- [SET TASK]
All the data must come back unchanged, except that pictures are left out.
---+---
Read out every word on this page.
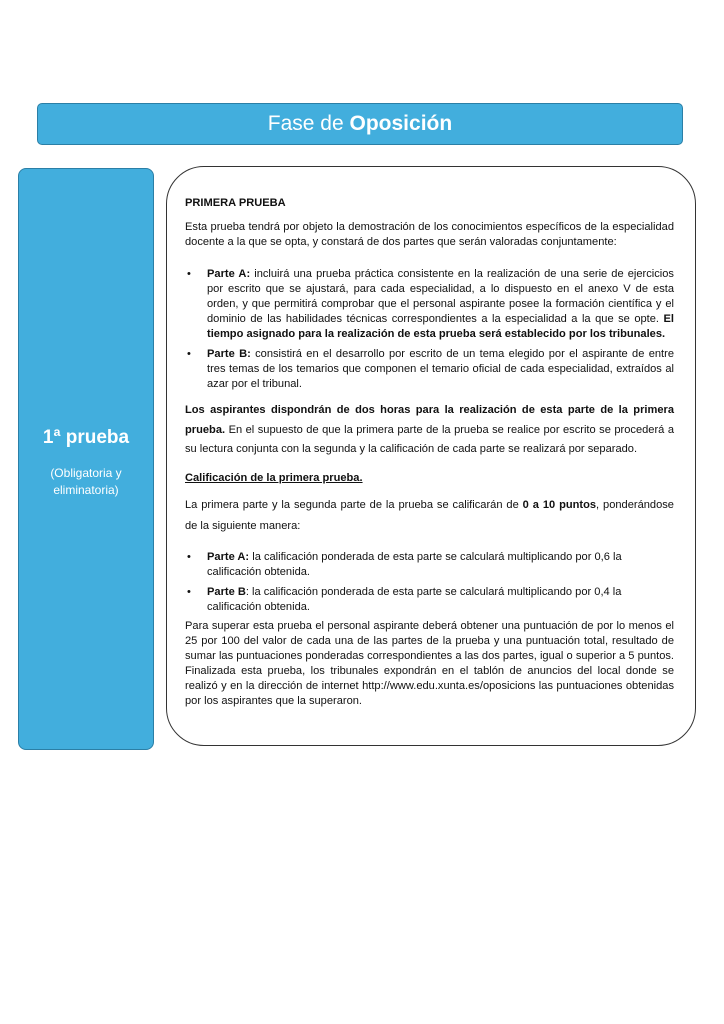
Fase de
Oposición
1ª prueba
(Obligatoria y
eliminatoria)

PRIMERA PRUEBA

Esta prueba tendrá por objeto la demostración de los conocimientos específicos de la especialidad docente a la que se opta, y constará de dos partes que serán valoradas conjuntamente:

• Parte A: incluirá una prueba práctica consistente en la realización de una serie de ejercicios por escrito que se ajustará, para cada especialidad, a lo dispuesto en el anexo V de esta orden, y que permitirá comprobar que el personal aspirante posee la formación científica y el dominio de las habilidades técnicas correspondientes a la especialidad a la que se opte. El tiempo asignado para la realización de esta prueba será establecido por los tribunales.
• Parte B: consistirá en el desarrollo por escrito de un tema elegido por el aspirante de entre tres temas de los temarios que componen el temario oficial de cada especialidad, extraídos al azar por el tribunal.

Los aspirantes dispondrán de dos horas para la realización de esta parte de la primera prueba. En el supuesto de que la primera parte de la prueba se realice por escrito se procederá a su lectura conjunta con la segunda y la calificación de cada parte se realizará por separado.

Calificación de la primera prueba.

La primera parte y la segunda parte de la prueba se calificarán de 0 a 10 puntos, ponderándose de la siguiente manera:

• Parte A: la calificación ponderada de esta parte se calculará multiplicando por 0,6 la calificación obtenida.
• Parte B: la calificación ponderada de esta parte se calculará multiplicando por 0,4 la calificación obtenida.

Para superar esta prueba el personal aspirante deberá obtener una puntuación de por lo menos el 25 por 100 del valor de cada una de las partes de la prueba y una puntuación total, resultado de sumar las puntuaciones ponderadas correspondientes a las dos partes, igual o superior a 5 puntos. Finalizada esta prueba, los tribunales expondrán en el tablón de anuncios del local donde se realizó y en la dirección de internet http://www.edu.xunta.es/oposicions las puntuaciones obtenidas por los aspirantes que la superaron.
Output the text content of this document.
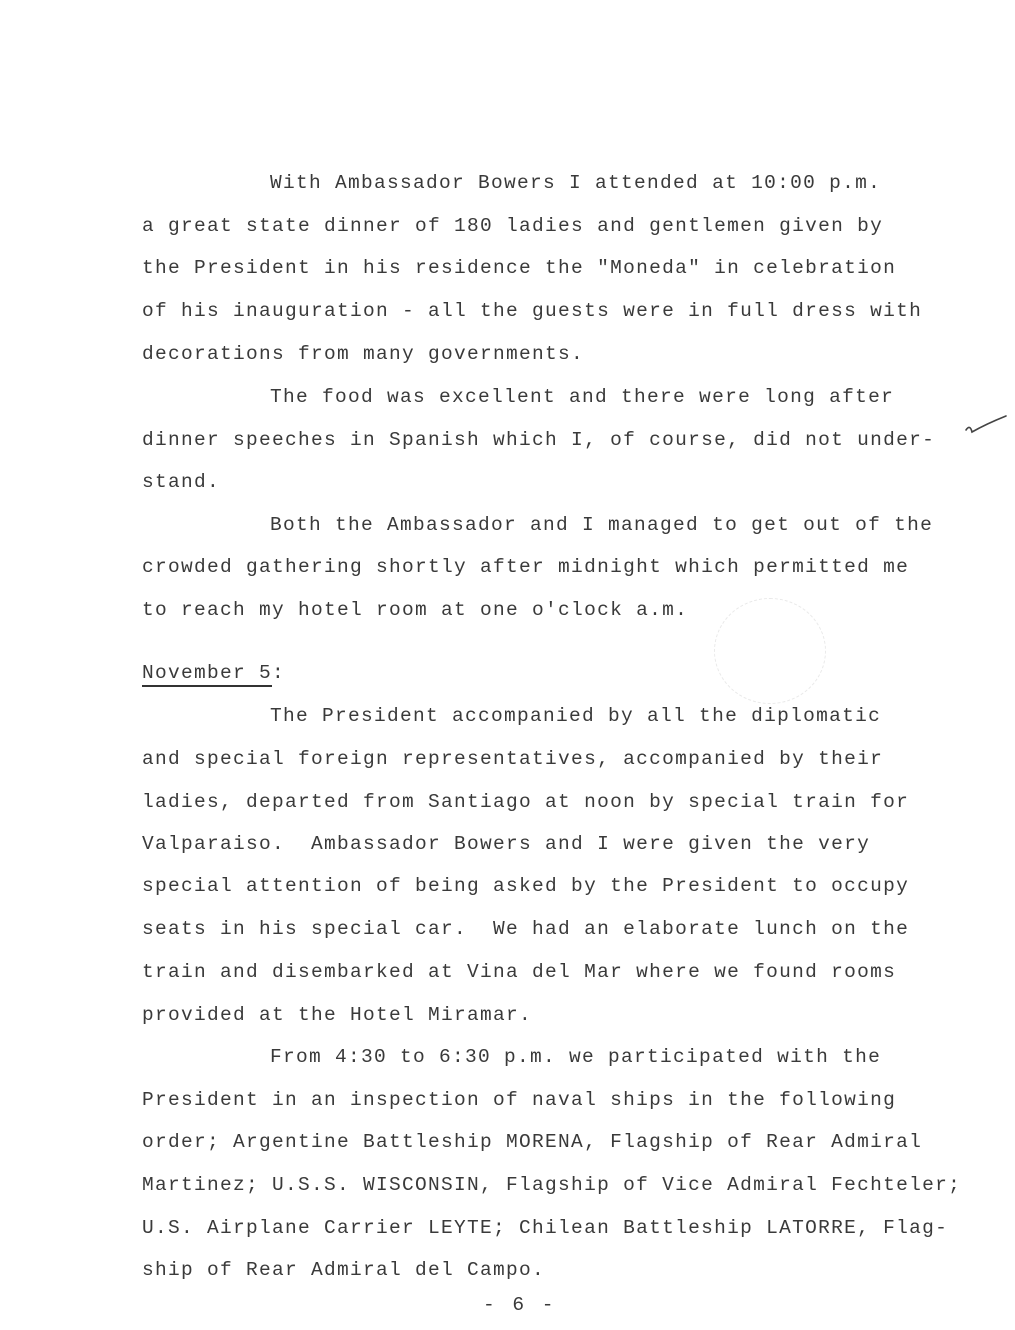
With Ambassador Bowers I attended at 10:00 p.m.
a great state dinner of 180 ladies and gentlemen given by
the President in his residence the "Moneda" in celebration
of his inauguration - all the guests were in full dress with
decorations from many governments.
The food was excellent and there were long after
dinner speeches in Spanish which I, of course, did not under-
stand.
Both the Ambassador and I managed to get out of the
crowded gathering shortly after midnight which permitted me
to reach my hotel room at one o'clock a.m.
November 5:
The President accompanied by all the diplomatic
and special foreign representatives, accompanied by their
ladies, departed from Santiago at noon by special train for
Valparaiso.  Ambassador Bowers and I were given the very
special attention of being asked by the President to occupy
seats in his special car.  We had an elaborate lunch on the
train and disembarked at Vina del Mar where we found rooms
provided at the Hotel Miramar.
From 4:30 to 6:30 p.m. we participated with the
President in an inspection of naval ships in the following
order; Argentine Battleship MORENA, Flagship of Rear Admiral
Martinez; U.S.S. WISCONSIN, Flagship of Vice Admiral Fechteler;
U.S. Airplane Carrier LEYTE; Chilean Battleship LATORRE, Flag-
ship of Rear Admiral del Campo.
- 6 -
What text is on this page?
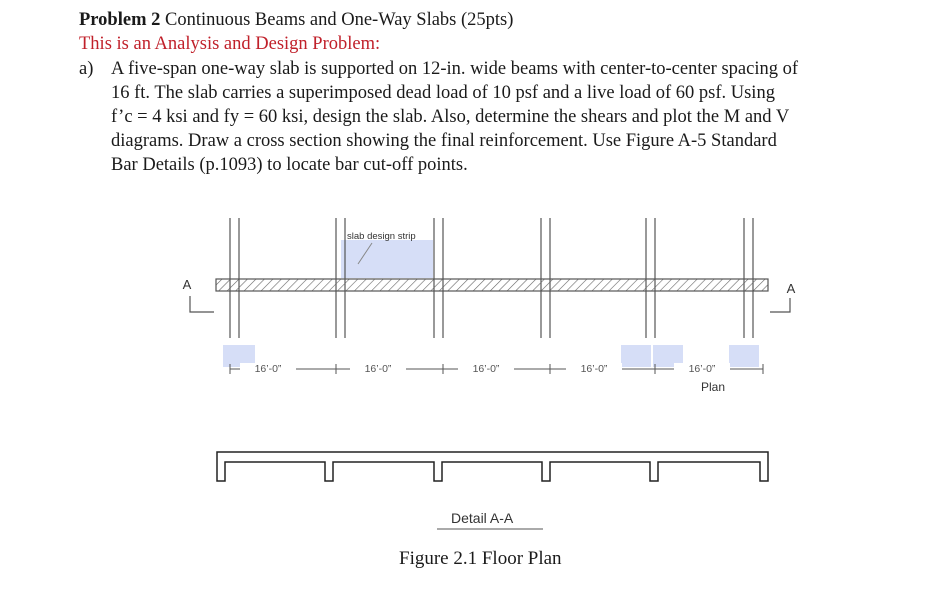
Problem 2 Continuous Beams and One-Way Slabs (25pts)
This is an Analysis and Design Problem:
a) A five-span one-way slab is supported on 12-in. wide beams with center-to-center spacing of
16 ft. The slab carries a superimposed dead load of 10 psf and a live load of 60 psf. Using
f’c = 4 ksi and fy = 60 ksi, design the slab. Also, determine the shears and plot the M and V
diagrams. Draw a cross section showing the final reinforcement. Use Figure A-5 Standard
Bar Details (p.1093) to locate bar cut-off points.
slab design strip
A	A
16’-0”	16’-0”	16’-0”	16’-0”	16’-0”
Plan
Detail A-A
Figure 2.1 Floor Plan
---+---
- [ANSWER TO THIS EXERCISE]
Read out every word on this page.
Fase de
Oposición
1ª prueba
(Obligatoria y
eliminatoria)

PRIMERA PRUEBA

Esta prueba tendrá por objeto la demostración de los conocimientos específicos de la especialidad docente a la que se opta, y constará de dos partes que serán valoradas conjuntamente:

• Parte A: incluirá una prueba práctica consistente en la realización de una serie de ejercicios por escrito que se ajustará, para cada especialidad, a lo dispuesto en el anexo V de esta orden, y que permitirá comprobar que el personal aspirante posee la formación científica y el dominio de las habilidades técnicas correspondientes a la especialidad a la que se opte. El tiempo asignado para la realización de esta prueba será establecido por los tribunales.
• Parte B: consistirá en el desarrollo por escrito de un tema elegido por el aspirante de entre tres temas de los temarios que componen el temario oficial de cada especialidad, extraídos al azar por el tribunal.

Los aspirantes dispondrán de dos horas para la realización de esta parte de la primera prueba. En el supuesto de que la primera parte de la prueba se realice por escrito se procederá a su lectura conjunta con la segunda y la calificación de cada parte se realizará por separado.

Calificación de la primera prueba.

La primera parte y la segunda parte de la prueba se calificarán de 0 a 10 puntos, ponderándose de la siguiente manera:

• Parte A: la calificación ponderada de esta parte se calculará multiplicando por 0,6 la calificación obtenida.
• Parte B: la calificación ponderada de esta parte se calculará multiplicando por 0,4 la calificación obtenida.

Para superar esta prueba el personal aspirante deberá obtener una puntuación de por lo menos el 25 por 100 del valor de cada una de las partes de la prueba y una puntuación total, resultado de sumar las puntuaciones ponderadas correspondientes a las dos partes, igual o superior a 5 puntos. Finalizada esta prueba, los tribunales expondrán en el tablón de anuncios del local donde se realizó y en la dirección de internet http://www.edu.xunta.es/oposicions las puntuaciones obtenidas por los aspirantes que la superaron.
Output the text content of this document.
With Ambassador Bowers I attended at 10:00 p.m.
a great state dinner of 180 ladies and gentlemen given by
the President in his residence the "Moneda" in celebration
of his inauguration - all the guests were in full dress with
decorations from many governments.
The food was excellent and there were long after
dinner speeches in Spanish which I, of course, did not under-
stand.
Both the Ambassador and I managed to get out of the
crowded gathering shortly after midnight which permitted me
to reach my hotel room at one o'clock a.m.
November 5:
The President accompanied by all the diplomatic
and special foreign representatives, accompanied by their
ladies, departed from Santiago at noon by special train for
Valparaiso.  Ambassador Bowers and I were given the very
special attention of being asked by the President to occupy
seats in his special car.  We had an elaborate lunch on the
train and disembarked at Vina del Mar where we found rooms
provided at the Hotel Miramar.
From 4:30 to 6:30 p.m. we participated with the
President in an inspection of naval ships in the following
order; Argentine Battleship MORENA, Flagship of Rear Admiral
Martinez; U.S.S. WISCONSIN, Flagship of Vice Admiral Fechteler;
U.S. Airplane Carrier LEYTE; Chilean Battleship LATORRE, Flag-
ship of Rear Admiral del Campo.
- 6 -
What text is on this page?
Problem 2 Continuous Beams and One-Way Slabs (25pts)
This is an Analysis and Design Problem:
a) A five-span one-way slab is supported on 12-in. wide beams with center-to-center spacing of
16 ft. The slab carries a superimposed dead load of 10 psf and a live load of 60 psf. Using
f’c = 4 ksi and fy = 60 ksi, design the slab. Also, determine the shears and plot the M and V
diagrams. Draw a cross section showing the final reinforcement. Use Figure A-5 Standard
Bar Details (p.1093) to locate bar cut-off points.
slab design strip
A	A
16’-0”	16’-0”	16’-0”	16’-0”	16’-0”
Plan
Detail A-A
Figure 2.1 Floor Plan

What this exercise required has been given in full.